■ DESCRIPTION OF THE TASK ■
Lines that contain "http" are to be counted; give only their number.
··· SUPPLIED ENTRIES ···
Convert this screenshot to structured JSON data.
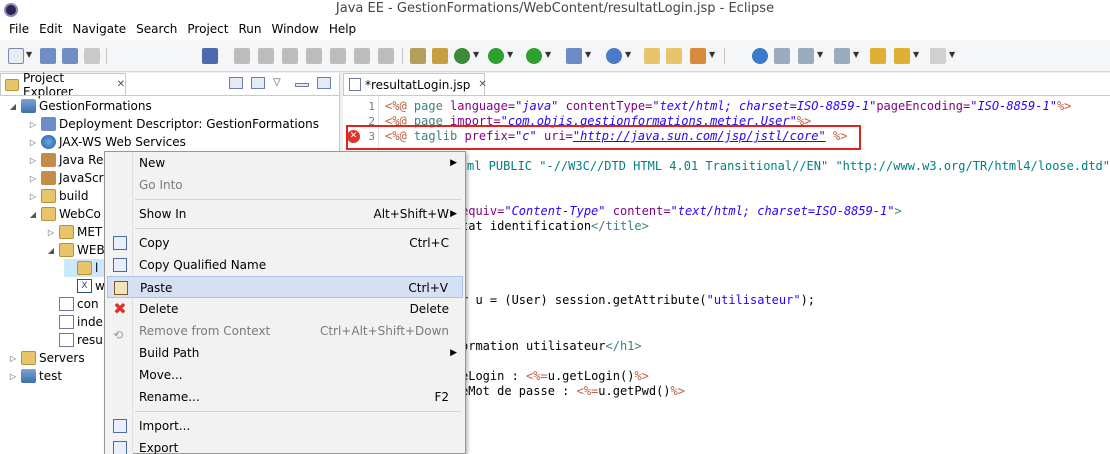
{
  "window": {
    "title": "Java EE - GestionFormations/WebContent/resultatLogin.jsp - Eclipse"
  },
  "menubar": [
    "File",
    "Edit",
    "Navigate",
    "Search",
    "Project",
    "Run",
    "Window",
    "Help"
  ],
  "explorer": {
    "tab_label": "Project Explorer",
    "tree": [
      {
        "label": "GestionFormations",
        "icon": "project-icon",
        "depth": 0,
        "twisty": "expanded"
      },
      {
        "label": "Deployment Descriptor: GestionFormations",
        "icon": "descriptor-icon",
        "depth": 1,
        "twisty": "collapsed"
      },
      {
        "label": "JAX-WS Web Services",
        "icon": "globe-icon",
        "depth": 1,
        "twisty": "collapsed"
      },
      {
        "label": "Java Res",
        "icon": "jar-icon",
        "depth": 1,
        "twisty": "collapsed"
      },
      {
        "label": "JavaScri",
        "icon": "jar-icon",
        "depth": 1,
        "twisty": "collapsed"
      },
      {
        "label": "build",
        "icon": "folder-icon",
        "depth": 1,
        "twisty": "collapsed"
      },
      {
        "label": "WebCo",
        "icon": "folder-icon",
        "depth": 1,
        "twisty": "expanded"
      },
      {
        "label": "MET",
        "icon": "folder-icon",
        "depth": 2,
        "twisty": "collapsed"
      },
      {
        "label": "WEB",
        "icon": "folder-icon",
        "depth": 2,
        "twisty": "expanded"
      },
      {
        "label": "l",
        "icon": "folder-icon",
        "depth": 3,
        "twisty": "none",
        "selected": true
      },
      {
        "label": "w",
        "icon": "xml-icon",
        "depth": 3,
        "twisty": "none"
      },
      {
        "label": "con",
        "icon": "file-icon",
        "depth": 2,
        "twisty": "none"
      },
      {
        "label": "inde",
        "icon": "file-icon",
        "depth": 2,
        "twisty": "none"
      },
      {
        "label": "resu",
        "icon": "file-icon",
        "depth": 2,
        "twisty": "none"
      },
      {
        "label": "Servers",
        "icon": "folder-icon",
        "depth": 0,
        "twisty": "collapsed"
      },
      {
        "label": "test",
        "icon": "project-icon",
        "depth": 0,
        "twisty": "collapsed"
      }
    ]
  },
  "editor": {
    "tab_label": "*resultatLogin.jsp",
    "line_numbers": [
      "1",
      "2",
      "3"
    ],
    "lines": {
      "l1": {
        "a": "<%@ ",
        "b": "page ",
        "c": "language=",
        "d": "\"java\"",
        "e": " contentType=",
        "f": "\"text/html; charset=ISO-8859-1\"",
        "g": "pageEncoding=",
        "h": "\"ISO-8859-1\"",
        "i": "%>"
      },
      "l2": {
        "a": "<%@ ",
        "b": "page ",
        "c": "import=",
        "d": "\"com.objis.gestionformations.metier.User\"",
        "e": "%>"
      },
      "l3": {
        "a": "<%@ ",
        "b": "taglib ",
        "c": "prefix=",
        "d": "\"c\"",
        "e": " uri=",
        "f": "\"http://java.sun.com/jsp/jstl/core\"",
        "g": " %>"
      },
      "l4": {
        "a": "ml PUBLIC \"-//W3C//DTD HTML 4.01 Transitional//EN\" \"http://www.w3.org/TR/html4/loose.dtd\">"
      },
      "l5": {
        "a": "equiv=",
        "b": "\"Content-Type\"",
        "c": " content=",
        "d": "\"text/html; charset=ISO-8859-1\"",
        "e": ">"
      },
      "l6": {
        "a": "tat identification",
        "b": "</title>"
      },
      "l7": {
        "a": "r u = (User) session.getAttribute(",
        "b": "\"utilisateur\"",
        "c": ");"
      },
      "l8": {
        "a": "ormation utilisateur",
        "b": "</h1>"
      },
      "l9": {
        "a": "eLogin : ",
        "b": "<%=",
        "c": "u.getLogin()",
        "d": "%>"
      },
      "l10": {
        "a": "eMot de passe : ",
        "b": "<%=",
        "c": "u.getPwd()",
        "d": "%>"
      }
    }
  },
  "context_menu": {
    "items": [
      {
        "label": "New",
        "submenu": true
      },
      {
        "label": "Go Into",
        "disabled": true
      },
      {
        "label": "Show In",
        "accelerator": "Alt+Shift+W",
        "submenu": true
      },
      {
        "label": "Copy",
        "accelerator": "Ctrl+C",
        "icon": "copy-icon"
      },
      {
        "label": "Copy Qualified Name",
        "icon": "copy-icon"
      },
      {
        "label": "Paste",
        "accelerator": "Ctrl+V",
        "icon": "paste-icon",
        "hover": true
      },
      {
        "label": "Delete",
        "accelerator": "Delete",
        "icon": "delete-icon"
      },
      {
        "label": "Remove from Context",
        "accelerator": "Ctrl+Alt+Shift+Down",
        "icon": "remove-icon",
        "disabled": true
      },
      {
        "label": "Build Path",
        "submenu": true
      },
      {
        "label": "Move..."
      },
      {
        "label": "Rename...",
        "accelerator": "F2"
      },
      {
        "label": "Import...",
        "icon": "import-icon"
      },
      {
        "label": "Export"
      }
    ]
  },
  "colors": {
    "error": "#e2231a",
    "selection": "#cce8ff",
    "menu_hover": "#d5e1f2"
  }
}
···
■ RESULT OF THIS EXERCISE ■
2